[Extracted data entries]

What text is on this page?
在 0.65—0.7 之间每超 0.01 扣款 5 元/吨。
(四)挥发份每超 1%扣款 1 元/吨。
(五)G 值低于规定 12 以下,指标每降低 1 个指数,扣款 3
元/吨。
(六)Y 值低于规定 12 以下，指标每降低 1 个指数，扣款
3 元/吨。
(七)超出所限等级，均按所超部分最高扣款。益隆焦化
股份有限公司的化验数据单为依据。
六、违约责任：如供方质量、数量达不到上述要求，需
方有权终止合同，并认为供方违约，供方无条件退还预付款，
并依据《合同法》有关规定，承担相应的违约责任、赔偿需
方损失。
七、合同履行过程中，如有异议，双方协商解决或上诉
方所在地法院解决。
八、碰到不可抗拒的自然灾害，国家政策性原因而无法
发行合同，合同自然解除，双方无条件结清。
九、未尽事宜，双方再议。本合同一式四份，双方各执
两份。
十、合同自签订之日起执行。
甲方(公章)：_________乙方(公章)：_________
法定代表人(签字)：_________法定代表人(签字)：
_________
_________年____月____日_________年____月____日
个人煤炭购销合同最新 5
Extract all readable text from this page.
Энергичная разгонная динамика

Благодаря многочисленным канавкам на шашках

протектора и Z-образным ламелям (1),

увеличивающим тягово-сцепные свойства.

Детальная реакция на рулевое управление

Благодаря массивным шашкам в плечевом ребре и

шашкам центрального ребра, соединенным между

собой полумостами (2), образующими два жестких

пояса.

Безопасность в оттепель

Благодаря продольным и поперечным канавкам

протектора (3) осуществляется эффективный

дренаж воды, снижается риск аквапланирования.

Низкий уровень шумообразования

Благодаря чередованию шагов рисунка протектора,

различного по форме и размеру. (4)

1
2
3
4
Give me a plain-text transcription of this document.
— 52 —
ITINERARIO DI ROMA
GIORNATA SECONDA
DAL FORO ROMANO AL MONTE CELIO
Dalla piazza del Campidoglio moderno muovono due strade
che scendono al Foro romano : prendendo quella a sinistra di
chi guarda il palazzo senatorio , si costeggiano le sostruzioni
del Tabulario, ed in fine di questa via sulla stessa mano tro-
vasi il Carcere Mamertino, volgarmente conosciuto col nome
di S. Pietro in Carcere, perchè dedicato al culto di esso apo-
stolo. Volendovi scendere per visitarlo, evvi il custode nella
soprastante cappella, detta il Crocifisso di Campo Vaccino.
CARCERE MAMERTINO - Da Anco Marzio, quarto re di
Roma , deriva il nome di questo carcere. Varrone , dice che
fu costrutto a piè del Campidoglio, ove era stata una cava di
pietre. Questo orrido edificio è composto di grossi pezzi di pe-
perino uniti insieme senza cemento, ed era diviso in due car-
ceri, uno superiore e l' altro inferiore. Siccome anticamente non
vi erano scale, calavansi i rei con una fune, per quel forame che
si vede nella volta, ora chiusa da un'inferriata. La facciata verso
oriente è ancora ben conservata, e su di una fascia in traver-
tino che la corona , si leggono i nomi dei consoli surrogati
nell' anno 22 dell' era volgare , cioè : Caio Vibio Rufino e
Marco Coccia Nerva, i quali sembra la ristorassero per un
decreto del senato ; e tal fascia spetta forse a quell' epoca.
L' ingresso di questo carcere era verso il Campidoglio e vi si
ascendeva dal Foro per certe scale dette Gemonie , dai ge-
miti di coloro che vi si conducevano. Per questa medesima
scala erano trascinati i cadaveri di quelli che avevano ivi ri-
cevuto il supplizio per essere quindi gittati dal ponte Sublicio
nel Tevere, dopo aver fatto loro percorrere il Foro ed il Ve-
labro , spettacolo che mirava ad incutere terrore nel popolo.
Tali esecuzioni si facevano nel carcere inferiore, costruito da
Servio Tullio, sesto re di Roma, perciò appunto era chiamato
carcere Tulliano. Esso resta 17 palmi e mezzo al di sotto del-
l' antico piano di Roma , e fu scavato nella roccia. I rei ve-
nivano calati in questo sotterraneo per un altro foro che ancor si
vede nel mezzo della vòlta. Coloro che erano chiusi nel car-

**Aim of the exercise:** Produce an exact copy of the whole listing.

**Response:**
What text is on this page?
在 0.65—0.7 之间每超 0.01 扣款 5 元/吨。
(四)挥发份每超 1%扣款 1 元/吨。
(五)G 值低于规定 12 以下,指标每降低 1 个指数,扣款 3
元/吨。
(六)Y 值低于规定 12 以下，指标每降低 1 个指数，扣款
3 元/吨。
(七)超出所限等级，均按所超部分最高扣款。益隆焦化
股份有限公司的化验数据单为依据。
六、违约责任：如供方质量、数量达不到上述要求，需
方有权终止合同，并认为供方违约，供方无条件退还预付款，
并依据《合同法》有关规定，承担相应的违约责任、赔偿需
方损失。
七、合同履行过程中，如有异议，双方协商解决或上诉
方所在地法院解决。
八、碰到不可抗拒的自然灾害，国家政策性原因而无法
发行合同，合同自然解除，双方无条件结清。
九、未尽事宜，双方再议。本合同一式四份，双方各执
两份。
十、合同自签订之日起执行。
甲方(公章)：_________乙方(公章)：_________
法定代表人(签字)：_________法定代表人(签字)：
_________
_________年____月____日_________年____月____日
个人煤炭购销合同最新 5
Extract all readable text from this page.
Энергичная разгонная динамика

Благодаря многочисленным канавкам на шашках

протектора и Z-образным ламелям (1),

увеличивающим тягово-сцепные свойства.

Детальная реакция на рулевое управление

Благодаря массивным шашкам в плечевом ребре и

шашкам центрального ребра, соединенным между

собой полумостами (2), образующими два жестких

пояса.

Безопасность в оттепель

Благодаря продольным и поперечным канавкам

протектора (3) осуществляется эффективный

дренаж воды, снижается риск аквапланирования.

Низкий уровень шумообразования

Благодаря чередованию шагов рисунка протектора,

различного по форме и размеру. (4)

1
2
3
4
Give me a plain-text transcription of this document.
— 52 —
ITINERARIO DI ROMA
GIORNATA SECONDA
DAL FORO ROMANO AL MONTE CELIO
Dalla piazza del Campidoglio moderno muovono due strade
che scendono al Foro romano : prendendo quella a sinistra di
chi guarda il palazzo senatorio , si costeggiano le sostruzioni
del Tabulario, ed in fine di questa via sulla stessa mano tro-
vasi il Carcere Mamertino, volgarmente conosciuto col nome
di S. Pietro in Carcere, perchè dedicato al culto di esso apo-
stolo. Volendovi scendere per visitarlo, evvi il custode nella
soprastante cappella, detta il Crocifisso di Campo Vaccino.
CARCERE MAMERTINO - Da Anco Marzio, quarto re di
Roma , deriva il nome di questo carcere. Varrone , dice che
fu costrutto a piè del Campidoglio, ove era stata una cava di
pietre. Questo orrido edificio è composto di grossi pezzi di pe-
perino uniti insieme senza cemento, ed era diviso in due car-
ceri, uno superiore e l' altro inferiore. Siccome anticamente non
vi erano scale, calavansi i rei con una fune, per quel forame che
si vede nella volta, ora chiusa da un'inferriata. La facciata verso
oriente è ancora ben conservata, e su di una fascia in traver-
tino che la corona , si leggono i nomi dei consoli surrogati
nell' anno 22 dell' era volgare , cioè : Caio Vibio Rufino e
Marco Coccia Nerva, i quali sembra la ristorassero per un
decreto del senato ; e tal fascia spetta forse a quell' epoca.
L' ingresso di questo carcere era verso il Campidoglio e vi si
ascendeva dal Foro per certe scale dette Gemonie , dai ge-
miti di coloro che vi si conducevano. Per questa medesima
scala erano trascinati i cadaveri di quelli che avevano ivi ri-
cevuto il supplizio per essere quindi gittati dal ponte Sublicio
nel Tevere, dopo aver fatto loro percorrere il Foro ed il Ve-
labro , spettacolo che mirava ad incutere terrore nel popolo.
Tali esecuzioni si facevano nel carcere inferiore, costruito da
Servio Tullio, sesto re di Roma, perciò appunto era chiamato
carcere Tulliano. Esso resta 17 palmi e mezzo al di sotto del-
l' antico piano di Roma , e fu scavato nella roccia. I rei ve-
nivano calati in questo sotterraneo per un altro foro che ancor si
vede nel mezzo della vòlta. Coloro che erano chiusi nel car-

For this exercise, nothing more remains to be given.